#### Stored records
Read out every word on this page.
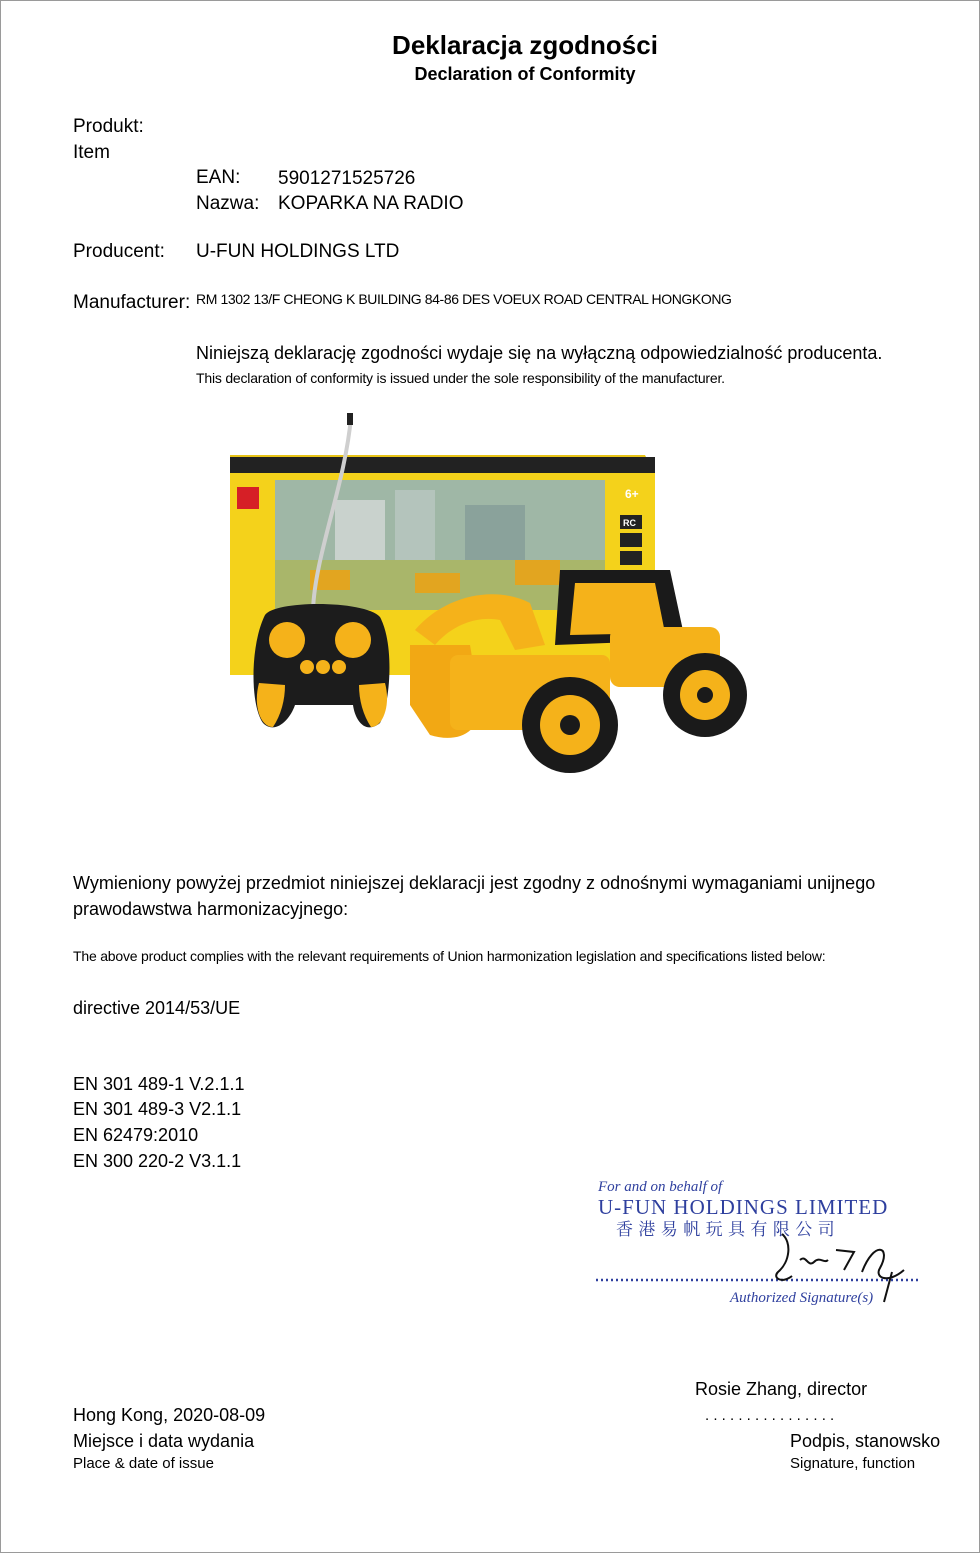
Deklaracja zgodności
Declaration of Conformity
Produkt:
Item
EAN: 5901271525726
Nazwa: KOPARKA NA RADIO
Producent: U-FUN HOLDINGS LTD
Manufacturer: RM 1302 13/F CHEONG K BUILDING 84-86 DES VOEUX ROAD CENTRAL HONGKONG
Niniejszą deklarację zgodności wydaje się na wyłączną odpowiedzialność producenta.
This declaration of conformity is issued under the sole responsibility of the manufacturer.
6+
RC
Wymieniony powyżej przedmiot niniejszej deklaracji jest zgodny z odnośnymi wymaganiami unijnego
prawodawstwa harmonizacyjnego:
The above product complies with the relevant requirements of Union harmonization legislation and specifications listed below:
directive 2014/53/UE
EN 301 489-1 V.2.1.1
EN 301 489-3 V2.1.1
EN 62479:2010
EN 300 220-2 V3.1.1
For and on behalf of
U-FUN HOLDINGS LIMITED
香 港 易 帆 玩 具 有 限 公 司
Authorized Signature(s)
Rosie Zhang, director
. . . . . . . . . . . . . . . .
Hong Kong, 2020-08-09
Miejsce i data wydania	Podpis, stanowsko
Place & date of issue	Signature, function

#### SET EXERCISE
In your copy of the listing above, reproduce each line exactly and omit all pictures.

#### OUTPUT FOR THIS TASK
Read out every word on this page.
Deklaracja zgodności
Declaration of Conformity
Produkt:
Item
EAN: 5901271525726
Nazwa: KOPARKA NA RADIO
Producent: U-FUN HOLDINGS LTD
Manufacturer: RM 1302 13/F CHEONG K BUILDING 84-86 DES VOEUX ROAD CENTRAL HONGKONG
Niniejszą deklarację zgodności wydaje się na wyłączną odpowiedzialność producenta.
This declaration of conformity is issued under the sole responsibility of the manufacturer.
6+
RC
Wymieniony powyżej przedmiot niniejszej deklaracji jest zgodny z odnośnymi wymaganiami unijnego
prawodawstwa harmonizacyjnego:
The above product complies with the relevant requirements of Union harmonization legislation and specifications listed below:
directive 2014/53/UE
EN 301 489-1 V.2.1.1
EN 301 489-3 V2.1.1
EN 62479:2010
EN 300 220-2 V3.1.1
For and on behalf of
U-FUN HOLDINGS LIMITED
香 港 易 帆 玩 具 有 限 公 司
Authorized Signature(s)
Rosie Zhang, director
. . . . . . . . . . . . . . . .
Hong Kong, 2020-08-09
Miejsce i data wydania	Podpis, stanowsko
Place & date of issue	Signature, function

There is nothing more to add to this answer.